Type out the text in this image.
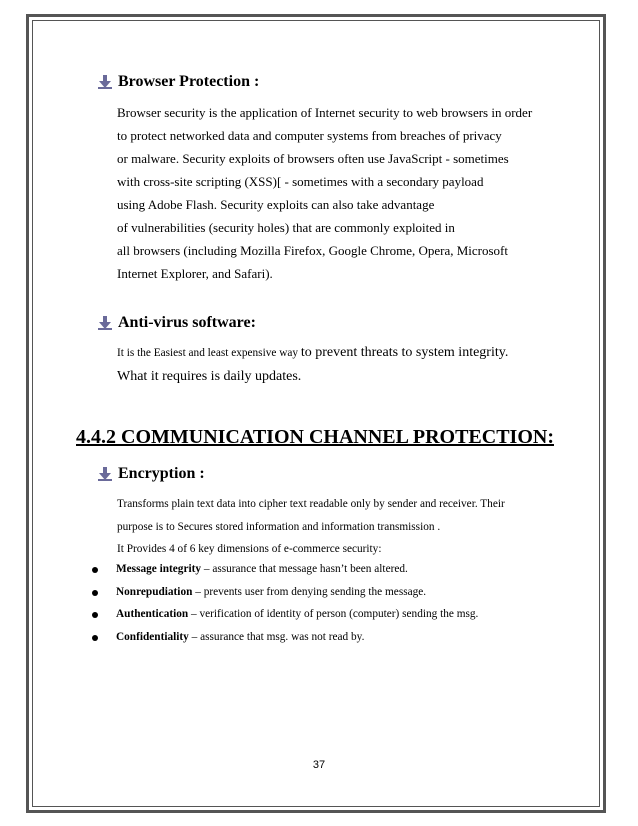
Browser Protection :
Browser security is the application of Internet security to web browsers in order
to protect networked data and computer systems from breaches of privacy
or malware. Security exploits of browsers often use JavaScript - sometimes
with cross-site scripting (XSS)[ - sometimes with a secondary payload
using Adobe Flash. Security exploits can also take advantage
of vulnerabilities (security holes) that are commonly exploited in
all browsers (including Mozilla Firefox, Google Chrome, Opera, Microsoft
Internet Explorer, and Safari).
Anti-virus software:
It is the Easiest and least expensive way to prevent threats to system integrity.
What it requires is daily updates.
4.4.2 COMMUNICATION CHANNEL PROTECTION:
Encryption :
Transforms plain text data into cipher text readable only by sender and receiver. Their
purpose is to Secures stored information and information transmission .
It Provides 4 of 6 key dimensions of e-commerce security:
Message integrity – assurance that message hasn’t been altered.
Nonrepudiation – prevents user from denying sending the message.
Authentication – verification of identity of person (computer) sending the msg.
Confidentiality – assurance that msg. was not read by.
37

******

WHAT THIS TASK INVOLVES »
Check each line in the records above for the word "browsers". Return those that have it.

FINISHED TASK »
Browser security is the application of Internet security to web browsers in order
or malware. Security exploits of browsers often use JavaScript - sometimes
all browsers (including Mozilla Firefox, Google Chrome, Opera, Microsoft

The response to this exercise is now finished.